START Dataset entries
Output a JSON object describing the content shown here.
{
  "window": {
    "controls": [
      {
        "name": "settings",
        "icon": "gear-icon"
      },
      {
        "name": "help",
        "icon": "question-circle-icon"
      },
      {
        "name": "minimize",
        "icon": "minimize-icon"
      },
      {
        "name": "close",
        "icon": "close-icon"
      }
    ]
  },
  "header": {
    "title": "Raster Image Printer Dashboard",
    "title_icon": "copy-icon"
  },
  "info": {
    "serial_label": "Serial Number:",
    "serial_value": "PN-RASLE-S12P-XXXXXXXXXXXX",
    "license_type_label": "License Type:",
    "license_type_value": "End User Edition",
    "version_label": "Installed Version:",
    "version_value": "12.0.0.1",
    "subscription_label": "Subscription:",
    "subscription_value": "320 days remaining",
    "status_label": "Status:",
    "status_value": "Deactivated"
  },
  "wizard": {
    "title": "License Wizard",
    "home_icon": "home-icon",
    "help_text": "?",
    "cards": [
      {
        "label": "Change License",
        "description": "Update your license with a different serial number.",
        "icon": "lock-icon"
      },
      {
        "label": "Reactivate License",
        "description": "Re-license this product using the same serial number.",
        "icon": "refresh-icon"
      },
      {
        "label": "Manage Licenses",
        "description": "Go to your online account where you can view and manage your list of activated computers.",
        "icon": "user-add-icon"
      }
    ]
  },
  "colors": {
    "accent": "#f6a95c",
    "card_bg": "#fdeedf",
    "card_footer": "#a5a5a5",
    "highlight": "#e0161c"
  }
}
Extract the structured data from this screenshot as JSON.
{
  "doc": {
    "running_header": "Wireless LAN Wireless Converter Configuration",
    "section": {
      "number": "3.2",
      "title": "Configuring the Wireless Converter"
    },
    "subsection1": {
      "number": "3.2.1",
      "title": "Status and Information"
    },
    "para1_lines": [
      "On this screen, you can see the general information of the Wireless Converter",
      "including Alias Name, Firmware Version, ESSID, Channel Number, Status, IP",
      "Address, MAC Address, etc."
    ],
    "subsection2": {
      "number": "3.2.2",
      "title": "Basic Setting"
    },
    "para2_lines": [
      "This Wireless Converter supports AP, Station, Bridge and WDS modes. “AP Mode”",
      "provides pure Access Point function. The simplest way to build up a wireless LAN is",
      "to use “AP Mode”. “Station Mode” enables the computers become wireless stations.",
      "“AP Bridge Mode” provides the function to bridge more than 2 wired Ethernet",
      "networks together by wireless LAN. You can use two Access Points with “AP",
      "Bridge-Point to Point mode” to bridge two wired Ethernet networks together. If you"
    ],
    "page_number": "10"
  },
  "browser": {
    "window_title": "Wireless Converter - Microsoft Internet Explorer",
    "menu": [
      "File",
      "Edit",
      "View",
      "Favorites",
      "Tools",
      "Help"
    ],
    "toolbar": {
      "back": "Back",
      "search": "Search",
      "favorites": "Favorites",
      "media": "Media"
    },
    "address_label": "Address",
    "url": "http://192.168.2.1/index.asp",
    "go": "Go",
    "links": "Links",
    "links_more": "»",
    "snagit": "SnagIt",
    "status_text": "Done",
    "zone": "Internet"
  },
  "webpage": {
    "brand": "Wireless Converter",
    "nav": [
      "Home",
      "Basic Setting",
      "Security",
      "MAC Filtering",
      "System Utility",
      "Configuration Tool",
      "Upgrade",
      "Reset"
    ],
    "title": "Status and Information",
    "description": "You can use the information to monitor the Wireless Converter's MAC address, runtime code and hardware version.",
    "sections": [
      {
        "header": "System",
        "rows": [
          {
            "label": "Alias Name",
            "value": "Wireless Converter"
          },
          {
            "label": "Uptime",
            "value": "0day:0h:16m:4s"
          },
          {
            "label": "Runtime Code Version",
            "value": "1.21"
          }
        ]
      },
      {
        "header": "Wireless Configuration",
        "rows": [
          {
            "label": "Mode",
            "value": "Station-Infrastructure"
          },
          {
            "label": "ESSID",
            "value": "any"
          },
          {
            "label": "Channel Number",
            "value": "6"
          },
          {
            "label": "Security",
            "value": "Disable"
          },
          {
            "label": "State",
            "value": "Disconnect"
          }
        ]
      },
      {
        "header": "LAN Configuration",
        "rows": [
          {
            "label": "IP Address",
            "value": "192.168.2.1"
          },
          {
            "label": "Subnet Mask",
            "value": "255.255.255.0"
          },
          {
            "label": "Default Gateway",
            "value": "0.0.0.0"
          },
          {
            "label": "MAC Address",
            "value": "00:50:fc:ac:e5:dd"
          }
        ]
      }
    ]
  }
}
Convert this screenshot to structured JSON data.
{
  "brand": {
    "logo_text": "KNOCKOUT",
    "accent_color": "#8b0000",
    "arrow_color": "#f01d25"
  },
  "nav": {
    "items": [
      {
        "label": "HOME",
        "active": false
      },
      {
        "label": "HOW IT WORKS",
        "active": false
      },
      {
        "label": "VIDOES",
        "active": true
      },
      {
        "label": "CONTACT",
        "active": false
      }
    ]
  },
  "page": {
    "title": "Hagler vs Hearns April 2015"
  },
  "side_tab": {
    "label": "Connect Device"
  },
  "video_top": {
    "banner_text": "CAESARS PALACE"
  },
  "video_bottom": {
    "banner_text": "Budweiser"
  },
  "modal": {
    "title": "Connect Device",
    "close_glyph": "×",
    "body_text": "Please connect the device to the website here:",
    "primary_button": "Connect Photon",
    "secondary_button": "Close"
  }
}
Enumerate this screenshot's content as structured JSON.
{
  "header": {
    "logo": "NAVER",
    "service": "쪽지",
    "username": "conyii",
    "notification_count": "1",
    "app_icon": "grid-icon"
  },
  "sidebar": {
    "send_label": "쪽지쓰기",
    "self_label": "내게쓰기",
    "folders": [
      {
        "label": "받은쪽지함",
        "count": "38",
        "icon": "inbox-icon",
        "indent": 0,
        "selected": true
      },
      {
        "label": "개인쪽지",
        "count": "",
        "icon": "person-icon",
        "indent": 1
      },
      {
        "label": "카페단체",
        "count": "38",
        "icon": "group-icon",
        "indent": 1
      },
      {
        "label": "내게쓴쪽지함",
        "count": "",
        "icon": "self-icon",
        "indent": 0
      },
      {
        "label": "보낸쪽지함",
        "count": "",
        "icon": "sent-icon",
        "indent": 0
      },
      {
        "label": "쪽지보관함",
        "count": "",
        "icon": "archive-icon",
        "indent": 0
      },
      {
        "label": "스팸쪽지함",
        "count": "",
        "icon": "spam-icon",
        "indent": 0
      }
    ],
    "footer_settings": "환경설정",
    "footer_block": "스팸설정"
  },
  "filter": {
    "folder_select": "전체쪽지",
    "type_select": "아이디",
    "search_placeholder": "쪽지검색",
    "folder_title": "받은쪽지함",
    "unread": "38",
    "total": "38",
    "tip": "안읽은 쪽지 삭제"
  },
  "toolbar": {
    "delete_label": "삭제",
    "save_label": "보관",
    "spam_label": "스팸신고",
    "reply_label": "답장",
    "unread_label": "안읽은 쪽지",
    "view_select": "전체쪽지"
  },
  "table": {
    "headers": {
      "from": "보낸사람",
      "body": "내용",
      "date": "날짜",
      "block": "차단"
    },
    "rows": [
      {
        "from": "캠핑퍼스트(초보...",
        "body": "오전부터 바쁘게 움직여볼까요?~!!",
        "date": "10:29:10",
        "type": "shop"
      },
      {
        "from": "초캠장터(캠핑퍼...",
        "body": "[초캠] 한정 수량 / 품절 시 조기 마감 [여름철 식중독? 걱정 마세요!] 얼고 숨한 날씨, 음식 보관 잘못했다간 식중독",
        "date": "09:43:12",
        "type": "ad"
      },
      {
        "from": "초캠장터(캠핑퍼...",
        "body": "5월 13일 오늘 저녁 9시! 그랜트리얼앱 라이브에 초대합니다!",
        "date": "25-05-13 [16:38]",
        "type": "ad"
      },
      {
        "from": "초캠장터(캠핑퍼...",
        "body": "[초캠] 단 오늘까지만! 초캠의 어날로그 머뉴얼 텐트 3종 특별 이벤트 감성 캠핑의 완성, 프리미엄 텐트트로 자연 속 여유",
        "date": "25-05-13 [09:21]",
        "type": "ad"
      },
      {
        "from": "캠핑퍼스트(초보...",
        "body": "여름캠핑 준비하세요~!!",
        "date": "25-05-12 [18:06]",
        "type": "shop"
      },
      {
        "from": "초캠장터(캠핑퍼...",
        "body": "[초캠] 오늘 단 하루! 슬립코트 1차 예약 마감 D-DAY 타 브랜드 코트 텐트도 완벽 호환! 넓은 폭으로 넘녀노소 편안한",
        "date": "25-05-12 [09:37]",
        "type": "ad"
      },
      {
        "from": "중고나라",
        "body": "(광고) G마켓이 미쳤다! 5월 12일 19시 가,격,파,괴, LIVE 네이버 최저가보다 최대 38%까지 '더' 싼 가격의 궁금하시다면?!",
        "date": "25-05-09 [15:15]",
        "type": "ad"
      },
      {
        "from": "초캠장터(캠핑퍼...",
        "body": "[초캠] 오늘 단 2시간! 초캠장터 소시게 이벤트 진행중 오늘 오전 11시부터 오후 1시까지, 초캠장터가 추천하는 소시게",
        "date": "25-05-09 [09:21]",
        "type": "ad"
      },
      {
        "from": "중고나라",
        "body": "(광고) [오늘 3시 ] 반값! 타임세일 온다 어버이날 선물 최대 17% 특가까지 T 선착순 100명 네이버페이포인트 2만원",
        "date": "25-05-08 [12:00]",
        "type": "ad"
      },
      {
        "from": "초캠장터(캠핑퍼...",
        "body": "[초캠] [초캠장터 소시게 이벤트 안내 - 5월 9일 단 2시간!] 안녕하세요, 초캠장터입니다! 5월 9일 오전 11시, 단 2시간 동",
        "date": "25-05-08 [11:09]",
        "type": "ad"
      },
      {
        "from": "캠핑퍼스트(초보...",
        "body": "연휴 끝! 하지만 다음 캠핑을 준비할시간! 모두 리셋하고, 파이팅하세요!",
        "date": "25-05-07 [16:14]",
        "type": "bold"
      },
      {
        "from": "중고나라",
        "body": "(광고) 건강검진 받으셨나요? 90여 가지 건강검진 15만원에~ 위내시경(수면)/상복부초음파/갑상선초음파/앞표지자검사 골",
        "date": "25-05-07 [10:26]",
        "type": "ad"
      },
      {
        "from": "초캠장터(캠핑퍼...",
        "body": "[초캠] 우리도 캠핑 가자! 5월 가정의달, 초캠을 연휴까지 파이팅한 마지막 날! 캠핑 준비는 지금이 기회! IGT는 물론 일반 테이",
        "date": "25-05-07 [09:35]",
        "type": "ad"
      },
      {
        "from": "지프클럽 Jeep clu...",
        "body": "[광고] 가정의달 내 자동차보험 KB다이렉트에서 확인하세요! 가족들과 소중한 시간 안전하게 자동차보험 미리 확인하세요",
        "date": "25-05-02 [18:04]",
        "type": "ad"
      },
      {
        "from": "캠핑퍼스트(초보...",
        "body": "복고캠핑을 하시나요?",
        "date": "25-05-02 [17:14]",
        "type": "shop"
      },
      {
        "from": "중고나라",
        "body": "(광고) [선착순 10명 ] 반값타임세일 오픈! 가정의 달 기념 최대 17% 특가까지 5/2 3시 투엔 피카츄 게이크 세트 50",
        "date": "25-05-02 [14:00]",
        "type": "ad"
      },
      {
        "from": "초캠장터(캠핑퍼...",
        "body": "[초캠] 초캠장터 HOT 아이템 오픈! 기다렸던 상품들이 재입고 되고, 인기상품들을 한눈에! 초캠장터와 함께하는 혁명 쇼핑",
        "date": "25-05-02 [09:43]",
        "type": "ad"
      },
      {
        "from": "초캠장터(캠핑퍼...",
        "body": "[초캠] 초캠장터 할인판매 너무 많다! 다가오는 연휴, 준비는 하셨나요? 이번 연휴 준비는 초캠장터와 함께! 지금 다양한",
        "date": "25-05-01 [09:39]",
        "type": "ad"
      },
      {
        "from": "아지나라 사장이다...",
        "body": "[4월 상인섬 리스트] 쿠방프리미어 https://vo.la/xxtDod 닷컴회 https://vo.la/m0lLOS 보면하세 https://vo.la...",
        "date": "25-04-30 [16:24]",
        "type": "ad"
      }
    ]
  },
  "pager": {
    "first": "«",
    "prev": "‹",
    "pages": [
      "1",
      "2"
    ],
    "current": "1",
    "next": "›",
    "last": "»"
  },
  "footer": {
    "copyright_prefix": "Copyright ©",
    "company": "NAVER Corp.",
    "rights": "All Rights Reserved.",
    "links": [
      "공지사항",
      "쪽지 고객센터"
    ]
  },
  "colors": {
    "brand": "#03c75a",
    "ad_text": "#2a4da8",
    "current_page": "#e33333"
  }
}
END Dataset entries
**Problem details**
Where a line holds "computers", copy it out.

**Solution**
        "description": "Go to your online account where you can view and manage your list of activated computers.",
      "to use “AP Mode”. “Station Mode” enables the computers become wireless stations.",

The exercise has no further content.